Exercise material:
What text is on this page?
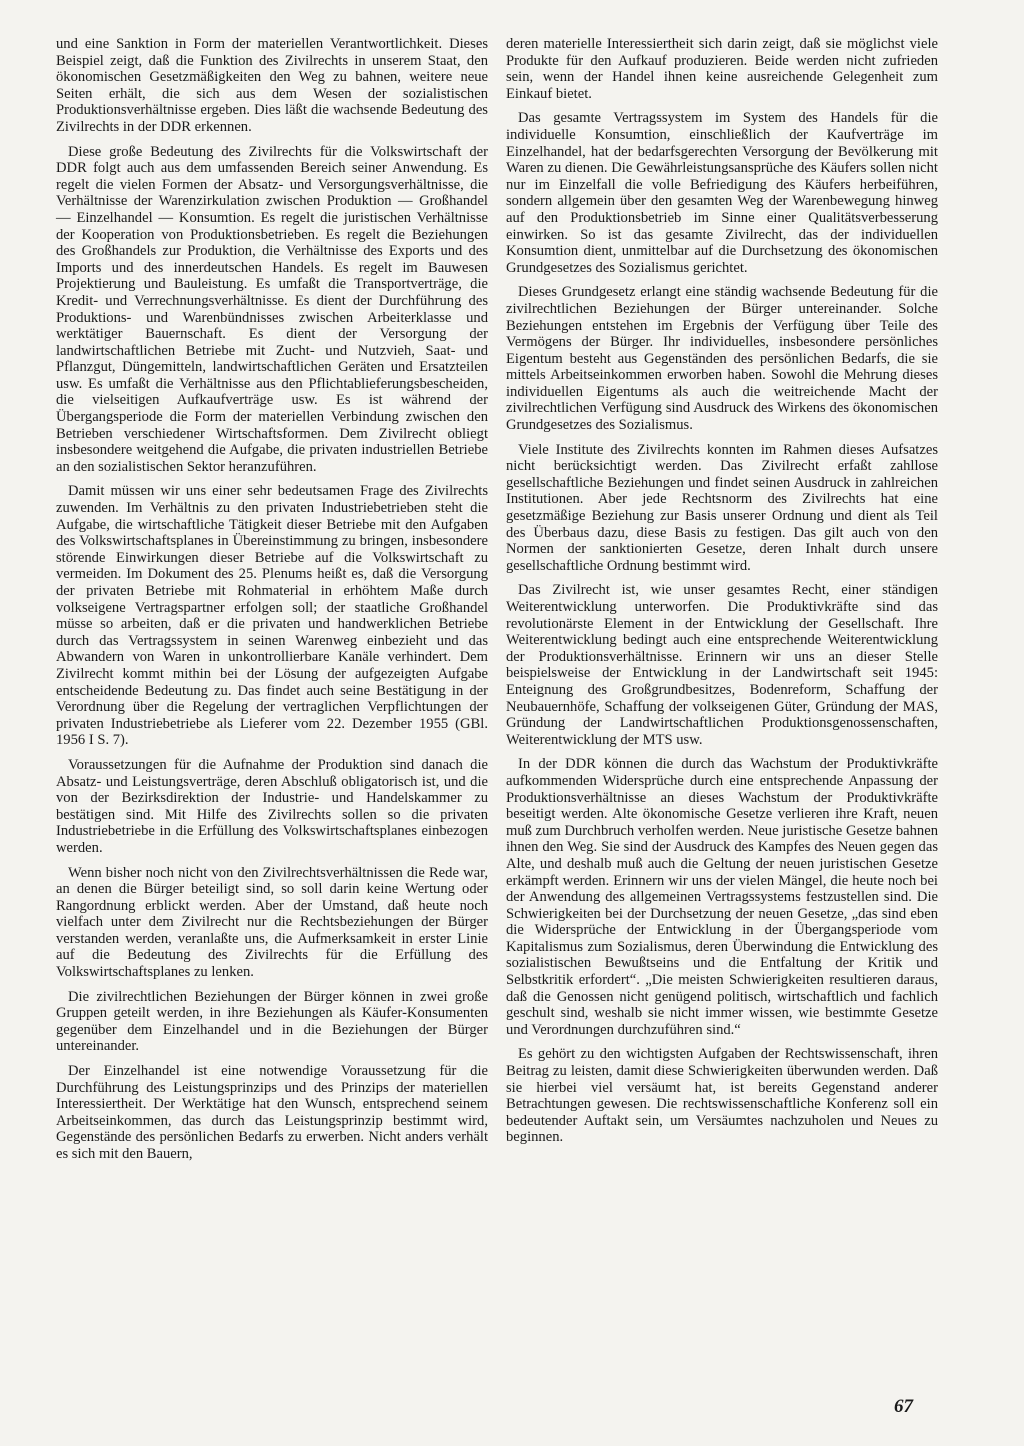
und eine Sanktion in Form der materiellen Verantwortlichkeit. Dieses Beispiel zeigt, daß die Funktion des Zivilrechts in unserem Staat, den ökonomischen Gesetzmäßigkeiten den Weg zu bahnen, weitere neue Seiten erhält, die sich aus dem Wesen der sozialistischen Produktionsverhältnisse ergeben. Dies läßt die wachsende Bedeutung des Zivilrechts in der DDR erkennen.

Diese große Bedeutung des Zivilrechts für die Volkswirtschaft der DDR folgt auch aus dem umfassenden Bereich seiner Anwendung. Es regelt die vielen Formen der Absatz- und Versorgungsverhältnisse, die Verhältnisse der Warenzirkulation zwischen Produktion — Großhandel — Einzelhandel — Konsumtion. Es regelt die juristischen Verhältnisse der Kooperation von Produktionsbetrieben. Es regelt die Beziehungen des Großhandels zur Produktion, die Verhältnisse des Exports und des Imports und des innerdeutschen Handels. Es regelt im Bauwesen Projektierung und Bauleistung. Es umfaßt die Transportverträge, die Kredit- und Verrechnungsverhältnisse. Es dient der Durchführung des Produktions- und Warenbündnisses zwischen Arbeiterklasse und werktätiger Bauernschaft. Es dient der Versorgung der landwirtschaftlichen Betriebe mit Zucht- und Nutzvieh, Saat- und Pflanzgut, Düngemitteln, landwirtschaftlichen Geräten und Ersatzteilen usw. Es umfaßt die Verhältnisse aus den Pflichtablieferungsbescheiden, die vielseitigen Aufkaufverträge usw. Es ist während der Übergangsperiode die Form der materiellen Verbindung zwischen den Betrieben verschiedener Wirtschaftsformen. Dem Zivilrecht obliegt insbesondere weitgehend die Aufgabe, die privaten industriellen Betriebe an den sozialistischen Sektor heranzuführen.

Damit müssen wir uns einer sehr bedeutsamen Frage des Zivilrechts zuwenden. Im Verhältnis zu den privaten Industriebetrieben steht die Aufgabe, die wirtschaftliche Tätigkeit dieser Betriebe mit den Aufgaben des Volkswirtschaftsplanes in Übereinstimmung zu bringen, insbesondere störende Einwirkungen dieser Betriebe auf die Volkswirtschaft zu vermeiden. Im Dokument des 25. Plenums heißt es, daß die Versorgung der privaten Betriebe mit Rohmaterial in erhöhtem Maße durch volkseigene Vertragspartner erfolgen soll; der staatliche Großhandel müsse so arbeiten, daß er die privaten und handwerklichen Betriebe durch das Vertragssystem in seinen Warenweg einbezieht und das Abwandern von Waren in unkontrollierbare Kanäle verhindert. Dem Zivilrecht kommt mithin bei der Lösung der aufgezeigten Aufgabe entscheidende Bedeutung zu. Das findet auch seine Bestätigung in der Verordnung über die Regelung der vertraglichen Verpflichtungen der privaten Industriebetriebe als Lieferer vom 22. Dezember 1955 (GBl. 1956 I S. 7).

Voraussetzungen für die Aufnahme der Produktion sind danach die Absatz- und Leistungsverträge, deren Abschluß obligatorisch ist, und die von der Bezirksdirektion der Industrie- und Handelskammer zu bestätigen sind. Mit Hilfe des Zivilrechts sollen so die privaten Industriebetriebe in die Erfüllung des Volkswirtschaftsplanes einbezogen werden.

Wenn bisher noch nicht von den Zivilrechtsverhältnissen die Rede war, an denen die Bürger beteiligt sind, so soll darin keine Wertung oder Rangordnung erblickt werden. Aber der Umstand, daß heute noch vielfach unter dem Zivilrecht nur die Rechtsbeziehungen der Bürger verstanden werden, veranlaßte uns, die Aufmerksamkeit in erster Linie auf die Bedeutung des Zivilrechts für die Erfüllung des Volkswirtschaftsplanes zu lenken.

Die zivilrechtlichen Beziehungen der Bürger können in zwei große Gruppen geteilt werden, in ihre Beziehungen als Käufer-Konsumenten gegenüber dem Einzelhandel und in die Beziehungen der Bürger untereinander.

Der Einzelhandel ist eine notwendige Voraussetzung für die Durchführung des Leistungsprinzips und des Prinzips der materiellen Interessiertheit. Der Werktätige hat den Wunsch, entsprechend seinem Arbeitseinkommen, das durch das Leistungsprinzip bestimmt wird, Gegenstände des persönlichen Bedarfs zu erwerben. Nicht anders verhält es sich mit den Bauern,

deren materielle Interessiertheit sich darin zeigt, daß sie möglichst viele Produkte für den Aufkauf produzieren. Beide werden nicht zufrieden sein, wenn der Handel ihnen keine ausreichende Gelegenheit zum Einkauf bietet.

Das gesamte Vertragssystem im System des Handels für die individuelle Konsumtion, einschließlich der Kaufverträge im Einzelhandel, hat der bedarfsgerechten Versorgung der Bevölkerung mit Waren zu dienen. Die Gewährleistungsansprüche des Käufers sollen nicht nur im Einzelfall die volle Befriedigung des Käufers herbeiführen, sondern allgemein über den gesamten Weg der Warenbewegung hinweg auf den Produktionsbetrieb im Sinne einer Qualitätsverbesserung einwirken. So ist das gesamte Zivilrecht, das der individuellen Konsumtion dient, unmittelbar auf die Durchsetzung des ökonomischen Grundgesetzes des Sozialismus gerichtet.

Dieses Grundgesetz erlangt eine ständig wachsende Bedeutung für die zivilrechtlichen Beziehungen der Bürger untereinander. Solche Beziehungen entstehen im Ergebnis der Verfügung über Teile des Vermögens der Bürger. Ihr individuelles, insbesondere persönliches Eigentum besteht aus Gegenständen des persönlichen Bedarfs, die sie mittels Arbeitseinkommen erworben haben. Sowohl die Mehrung dieses individuellen Eigentums als auch die weitreichende Macht der zivilrechtlichen Verfügung sind Ausdruck des Wirkens des ökonomischen Grundgesetzes des Sozialismus.

Viele Institute des Zivilrechts konnten im Rahmen dieses Aufsatzes nicht berücksichtigt werden. Das Zivilrecht erfaßt zahllose gesellschaftliche Beziehungen und findet seinen Ausdruck in zahlreichen Institutionen. Aber jede Rechtsnorm des Zivilrechts hat eine gesetzmäßige Beziehung zur Basis unserer Ordnung und dient als Teil des Überbaus dazu, diese Basis zu festigen. Das gilt auch von den Normen der sanktionierten Gesetze, deren Inhalt durch unsere gesellschaftliche Ordnung bestimmt wird.

Das Zivilrecht ist, wie unser gesamtes Recht, einer ständigen Weiterentwicklung unterworfen. Die Produktivkräfte sind das revolutionärste Element in der Entwicklung der Gesellschaft. Ihre Weiterentwicklung bedingt auch eine entsprechende Weiterentwicklung der Produktionsverhältnisse. Erinnern wir uns an dieser Stelle beispielsweise der Entwicklung in der Landwirtschaft seit 1945: Enteignung des Großgrundbesitzes, Bodenreform, Schaffung der Neubauernhöfe, Schaffung der volkseigenen Güter, Gründung der MAS, Gründung der Landwirtschaftlichen Produktionsgenossenschaften, Weiterentwicklung der MTS usw.

In der DDR können die durch das Wachstum der Produktivkräfte aufkommenden Widersprüche durch eine entsprechende Anpassung der Produktionsverhältnisse an dieses Wachstum der Produktivkräfte beseitigt werden. Alte ökonomische Gesetze verlieren ihre Kraft, neuen muß zum Durchbruch verholfen werden. Neue juristische Gesetze bahnen ihnen den Weg. Sie sind der Ausdruck des Kampfes des Neuen gegen das Alte, und deshalb muß auch die Geltung der neuen juristischen Gesetze erkämpft werden. Erinnern wir uns der vielen Mängel, die heute noch bei der Anwendung des allgemeinen Vertragssystems festzustellen sind. Die Schwierigkeiten bei der Durchsetzung der neuen Gesetze, „das sind eben die Widersprüche der Entwicklung in der Übergangsperiode vom Kapitalismus zum Sozialismus, deren Überwindung die Entwicklung des sozialistischen Bewußtseins und die Entfaltung der Kritik und Selbstkritik erfordert“. „Die meisten Schwierigkeiten resultieren daraus, daß die Genossen nicht genügend politisch, wirtschaftlich und fachlich geschult sind, weshalb sie nicht immer wissen, wie bestimmte Gesetze und Verordnungen durchzuführen sind.“

Es gehört zu den wichtigsten Aufgaben der Rechtswissenschaft, ihren Beitrag zu leisten, damit diese Schwierigkeiten überwunden werden. Daß sie hierbei viel versäumt hat, ist bereits Gegenstand anderer Betrachtungen gewesen. Die rechtswissenschaftliche Konferenz soll ein bedeutender Auftakt sein, um Versäumtes nachzuholen und Neues zu beginnen.

67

Instructions to follow: List every line above that contains the word "untereinander".

Response:
Die zivilrechtlichen Beziehungen der Bürger können in zwei große Gruppen geteilt werden, in ihre Beziehungen als Käufer-Konsumenten gegenüber dem Einzelhandel und in die Beziehungen der Bürger untereinander.
Dieses Grundgesetz erlangt eine ständig wachsende Bedeutung für die zivilrechtlichen Beziehungen der Bürger untereinander. Solche Beziehungen entstehen im Ergebnis der Verfügung über Teile des Vermögens der Bürger. Ihr individuelles, insbesondere persönliches Eigentum besteht aus Gegenständen des persönlichen Bedarfs, die sie mittels Arbeitseinkommen erworben haben. Sowohl die Mehrung dieses individuellen Eigentums als auch die weitreichende Macht der zivilrechtlichen Verfügung sind Ausdruck des Wirkens des ökonomischen Grundgesetzes des Sozialismus.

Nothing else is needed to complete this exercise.